**Given exercise**: Skip every image and restate the data word for word.
--- Begin Given records ---
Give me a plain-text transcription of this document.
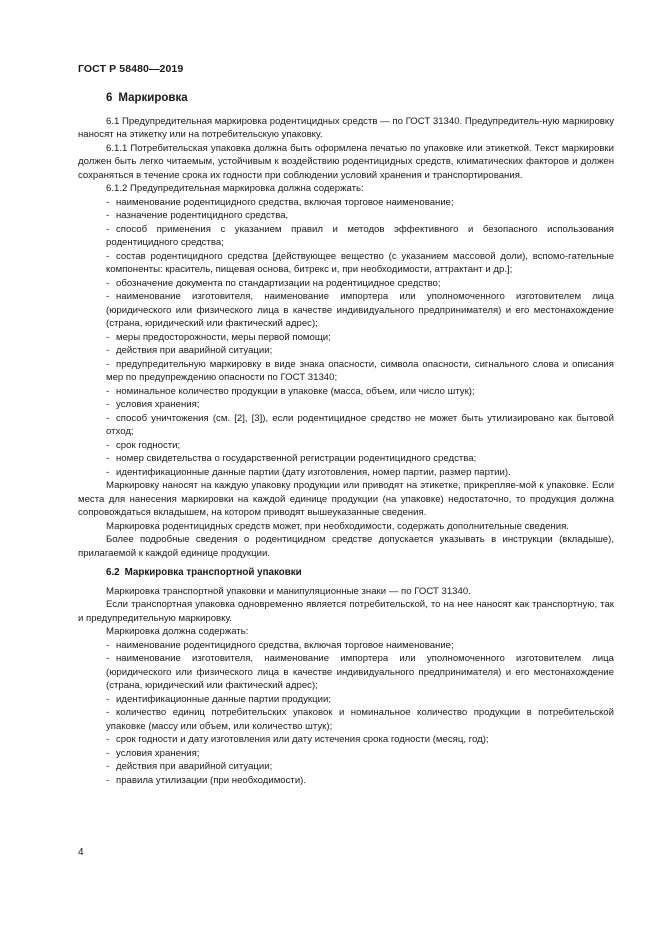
ГОСТ Р 58480—2019
6 Маркировка

6.1 Предупредительная маркировка родентицидных средств — по ГОСТ 31340. Предупредитель-ную маркировку наносят на этикетку или на потребительскую упаковку.

6.1.1 Потребительская упаковка должна быть оформлена печатью по упаковке или этикеткой. Текст маркировки должен быть легко читаемым, устойчивым к воздействию родентицидных средств, климатических факторов и должен сохраняться в течение срока их годности при соблюдении условий хранения и транспортирования.

6.1.2 Предупредительная маркировка должна содержать:

- наименование родентицидного средства, включая торговое наименование;

- назначение родентицидного средства,

- способ применения с указанием правил и методов эффективного и безопасного использования родентицидного средства;

- состав родентицидного средства [действующее вещество (с указанием массовой доли), вспомо-гательные компоненты: краситель, пищевая основа, битрекс и, при необходимости, аттрактант и др.];

- обозначение документа по стандартизации на родентицидное средство;

- наименование изготовителя, наименование импортера или уполномоченного изготовителем лица (юридического или физического лица в качестве индивидуального предпринимателя) и его местонахождение (страна, юридический или фактический адрес);

- меры предосторожности, меры первой помощи;

- действия при аварийной ситуации;

- предупредительную маркировку в виде знака опасности, символа опасности, сигнального слова и описания мер по предупреждению опасности по ГОСТ 31340;

- номинальное количество продукции в упаковке (масса, объем, или число штук);

- условия хранения;

- способ уничтожения (см. [2], [3]), если родентицидное средство не может быть утилизировано как бытовой отход;

- срок годности;

- номер свидетельства о государственной регистрации родентицидного средства;

- идентификационные данные партии (дату изготовления, номер партии, размер партии).

Маркировку наносят на каждую упаковку продукции или приводят на этикетке, прикрепляе-мой к упаковке. Если места для нанесения маркировки на каждой единице продукции (на упаковке) недостаточно, то продукция должна сопровождаться вкладышем, на котором приводят вышеуказанные сведения.

Маркировка родентицидных средств может, при необходимости, содержать дополнительные сведения.

Более подробные сведения о родентицидном средстве допускается указывать в инструкции (вкладыше), прилагаемой к каждой единице продукции.

6.2 Маркировка транспортной упаковки

Маркировка транспортной упаковки и манипуляционные знаки — по ГОСТ 31340.

Если транспортная упаковка одновременно является потребительской, то на нее наносят как транспортную, так и предупредительную маркировку.

Маркировка должна содержать:

- наименование родентицидного средства, включая торговое наименование;

- наименование изготовителя, наименование импортера или уполномоченного изготовителем лица (юридического или физического лица в качестве индивидуального предпринимателя) и его местонахождение (страна, юридический или фактический адрес);

- идентификационные данные партии продукции;

- количество единиц потребительских упаковок и номинальное количество продукции в потребительской упаковке (массу или объем, или количество штук);

- срок годности и дату изготовления или дату истечения срока годности (месяц, год);

- условия хранения;

- действия при аварийной ситуации;

- правила утилизации (при необходимости).

4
--- End Given records ---
**Full answer**:
Give me a plain-text transcription of this document.
ГОСТ Р 58480—2019
6 Маркировка

6.1 Предупредительная маркировка родентицидных средств — по ГОСТ 31340. Предупредитель-ную маркировку наносят на этикетку или на потребительскую упаковку.

6.1.1 Потребительская упаковка должна быть оформлена печатью по упаковке или этикеткой. Текст маркировки должен быть легко читаемым, устойчивым к воздействию родентицидных средств, климатических факторов и должен сохраняться в течение срока их годности при соблюдении условий хранения и транспортирования.

6.1.2 Предупредительная маркировка должна содержать:

- наименование родентицидного средства, включая торговое наименование;

- назначение родентицидного средства,

- способ применения с указанием правил и методов эффективного и безопасного использования родентицидного средства;

- состав родентицидного средства [действующее вещество (с указанием массовой доли), вспомо-гательные компоненты: краситель, пищевая основа, битрекс и, при необходимости, аттрактант и др.];

- обозначение документа по стандартизации на родентицидное средство;

- наименование изготовителя, наименование импортера или уполномоченного изготовителем лица (юридического или физического лица в качестве индивидуального предпринимателя) и его местонахождение (страна, юридический или фактический адрес);

- меры предосторожности, меры первой помощи;

- действия при аварийной ситуации;

- предупредительную маркировку в виде знака опасности, символа опасности, сигнального слова и описания мер по предупреждению опасности по ГОСТ 31340;

- номинальное количество продукции в упаковке (масса, объем, или число штук);

- условия хранения;

- способ уничтожения (см. [2], [3]), если родентицидное средство не может быть утилизировано как бытовой отход;

- срок годности;

- номер свидетельства о государственной регистрации родентицидного средства;

- идентификационные данные партии (дату изготовления, номер партии, размер партии).

Маркировку наносят на каждую упаковку продукции или приводят на этикетке, прикрепляе-мой к упаковке. Если места для нанесения маркировки на каждой единице продукции (на упаковке) недостаточно, то продукция должна сопровождаться вкладышем, на котором приводят вышеуказанные сведения.

Маркировка родентицидных средств может, при необходимости, содержать дополнительные сведения.

Более подробные сведения о родентицидном средстве допускается указывать в инструкции (вкладыше), прилагаемой к каждой единице продукции.

6.2 Маркировка транспортной упаковки

Маркировка транспортной упаковки и манипуляционные знаки — по ГОСТ 31340.

Если транспортная упаковка одновременно является потребительской, то на нее наносят как транспортную, так и предупредительную маркировку.

Маркировка должна содержать:

- наименование родентицидного средства, включая торговое наименование;

- наименование изготовителя, наименование импортера или уполномоченного изготовителем лица (юридического или физического лица в качестве индивидуального предпринимателя) и его местонахождение (страна, юридический или фактический адрес);

- идентификационные данные партии продукции;

- количество единиц потребительских упаковок и номинальное количество продукции в потребительской упаковке (массу или объем, или количество штук);

- срок годности и дату изготовления или дату истечения срока годности (месяц, год);

- условия хранения;

- действия при аварийной ситуации;

- правила утилизации (при необходимости).

4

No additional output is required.